• [Task goal]: Below are some records: retype them all exactly, but not the pictures.

····················

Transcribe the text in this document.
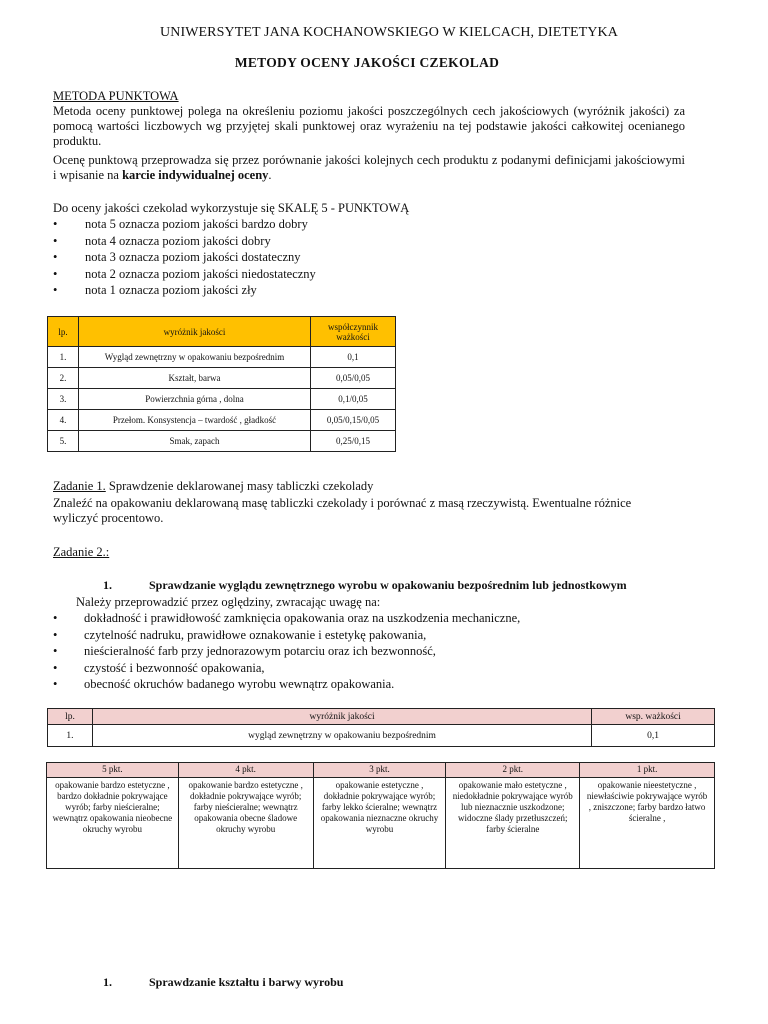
UNIWERSYTET JANA KOCHANOWSKIEGO W KIELCACH, DIETETYKA
METODY OCENY JAKOŚCI CZEKOLAD
METODA PUNKTOWA
Metoda oceny punktowej polega na określeniu poziomu jakości poszczególnych cech jakościowych (wyróżnik jakości) za pomocą wartości liczbowych wg przyjętej skali punktowej oraz wyrażeniu na tej podstawie jakości całkowitej ocenianego produktu.
Ocenę punktową przeprowadza się przez porównanie jakości kolejnych cech produktu z podanymi definicjami jakościowymi i wpisanie na karcie indywidualnej oceny.
Do oceny jakości czekolad wykorzystuje się SKALĘ 5 - PUNKTOWĄ
• nota 5 oznacza poziom jakości bardzo dobry
• nota 4 oznacza poziom jakości dobry
• nota 3 oznacza poziom jakości dostateczny
• nota 2 oznacza poziom jakości niedostateczny
• nota 1 oznacza poziom jakości zły
lp.	wyróżnik jakości	współczynnik ważkości
1.	Wygląd zewnętrzny w opakowaniu bezpośrednim	0,1
2.	Kształt, barwa	0,05/0,05
3.	Powierzchnia górna , dolna	0,1/0,05
4.	Przełom. Konsystencja – twardość , gładkość	0,05/0,15/0,05
5.	Smak, zapach	0,25/0,15
Zadanie 1. Sprawdzenie deklarowanej masy tabliczki czekolady
Znaleźć na opakowaniu deklarowaną masę tabliczki czekolady i porównać z masą rzeczywistą. Ewentualne różnice wyliczyć procentowo.
Zadanie 2.:
1.	Sprawdzanie wyglądu zewnętrznego wyrobu w opakowaniu bezpośrednim lub jednostkowym
Należy przeprowadzić przez oględziny, zwracając uwagę na:
• dokładność i prawidłowość zamknięcia opakowania oraz na uszkodzenia mechaniczne,
• czytelność nadruku, prawidłowe oznakowanie i estetykę pakowania,
• nieścieralność farb przy jednorazowym potarciu oraz ich bezwonność,
• czystość i bezwonność opakowania,
• obecność okruchów badanego wyrobu wewnątrz opakowania.
lp.	wyróżnik jakości	wsp. ważkości
1.	wygląd zewnętrzny w opakowaniu bezpośrednim	0,1
5 pkt.	4 pkt.	3 pkt.	2 pkt.	1 pkt.
opakowanie bardzo estetyczne , bardzo dokładnie pokrywające wyrób; farby nieścieralne; wewnątrz opakowania nieobecne okruchy wyrobu	opakowanie bardzo estetyczne , dokładnie pokrywające wyrób; farby nieścieralne; wewnątrz opakowania obecne śladowe okruchy wyrobu	opakowanie estetyczne , dokładnie pokrywające wyrób; farby lekko ścieralne; wewnątrz opakowania nieznaczne okruchy wyrobu	opakowanie mało estetyczne , niedokładnie pokrywające wyrób lub nieznacznie uszkodzone; widoczne ślady przetłuszczeń; farby ścieralne	opakowanie nieestetyczne , niewłaściwie pokrywające wyrób , zniszczone; farby bardzo łatwo ścieralne ,
1.	Sprawdzanie kształtu i barwy wyrobu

····················

• [Answer to this task]:
Transcribe the text in this document.
UNIWERSYTET JANA KOCHANOWSKIEGO W KIELCACH, DIETETYKA
METODY OCENY JAKOŚCI CZEKOLAD
METODA PUNKTOWA
Metoda oceny punktowej polega na określeniu poziomu jakości poszczególnych cech jakościowych (wyróżnik jakości) za pomocą wartości liczbowych wg przyjętej skali punktowej oraz wyrażeniu na tej podstawie jakości całkowitej ocenianego produktu.
Ocenę punktową przeprowadza się przez porównanie jakości kolejnych cech produktu z podanymi definicjami jakościowymi i wpisanie na karcie indywidualnej oceny.
Do oceny jakości czekolad wykorzystuje się SKALĘ 5 - PUNKTOWĄ
• nota 5 oznacza poziom jakości bardzo dobry
• nota 4 oznacza poziom jakości dobry
• nota 3 oznacza poziom jakości dostateczny
• nota 2 oznacza poziom jakości niedostateczny
• nota 1 oznacza poziom jakości zły
lp.	wyróżnik jakości	współczynnik ważkości
1.	Wygląd zewnętrzny w opakowaniu bezpośrednim	0,1
2.	Kształt, barwa	0,05/0,05
3.	Powierzchnia górna , dolna	0,1/0,05
4.	Przełom. Konsystencja – twardość , gładkość	0,05/0,15/0,05
5.	Smak, zapach	0,25/0,15
Zadanie 1. Sprawdzenie deklarowanej masy tabliczki czekolady
Znaleźć na opakowaniu deklarowaną masę tabliczki czekolady i porównać z masą rzeczywistą. Ewentualne różnice wyliczyć procentowo.
Zadanie 2.:
1.	Sprawdzanie wyglądu zewnętrznego wyrobu w opakowaniu bezpośrednim lub jednostkowym
Należy przeprowadzić przez oględziny, zwracając uwagę na:
• dokładność i prawidłowość zamknięcia opakowania oraz na uszkodzenia mechaniczne,
• czytelność nadruku, prawidłowe oznakowanie i estetykę pakowania,
• nieścieralność farb przy jednorazowym potarciu oraz ich bezwonność,
• czystość i bezwonność opakowania,
• obecność okruchów badanego wyrobu wewnątrz opakowania.
lp.	wyróżnik jakości	wsp. ważkości
1.	wygląd zewnętrzny w opakowaniu bezpośrednim	0,1
5 pkt.	4 pkt.	3 pkt.	2 pkt.	1 pkt.
opakowanie bardzo estetyczne , bardzo dokładnie pokrywające wyrób; farby nieścieralne; wewnątrz opakowania nieobecne okruchy wyrobu	opakowanie bardzo estetyczne , dokładnie pokrywające wyrób; farby nieścieralne; wewnątrz opakowania obecne śladowe okruchy wyrobu	opakowanie estetyczne , dokładnie pokrywające wyrób; farby lekko ścieralne; wewnątrz opakowania nieznaczne okruchy wyrobu	opakowanie mało estetyczne , niedokładnie pokrywające wyrób lub nieznacznie uszkodzone; widoczne ślady przetłuszczeń; farby ścieralne	opakowanie nieestetyczne , niewłaściwie pokrywające wyrób , zniszczone; farby bardzo łatwo ścieralne ,
1.	Sprawdzanie kształtu i barwy wyrobu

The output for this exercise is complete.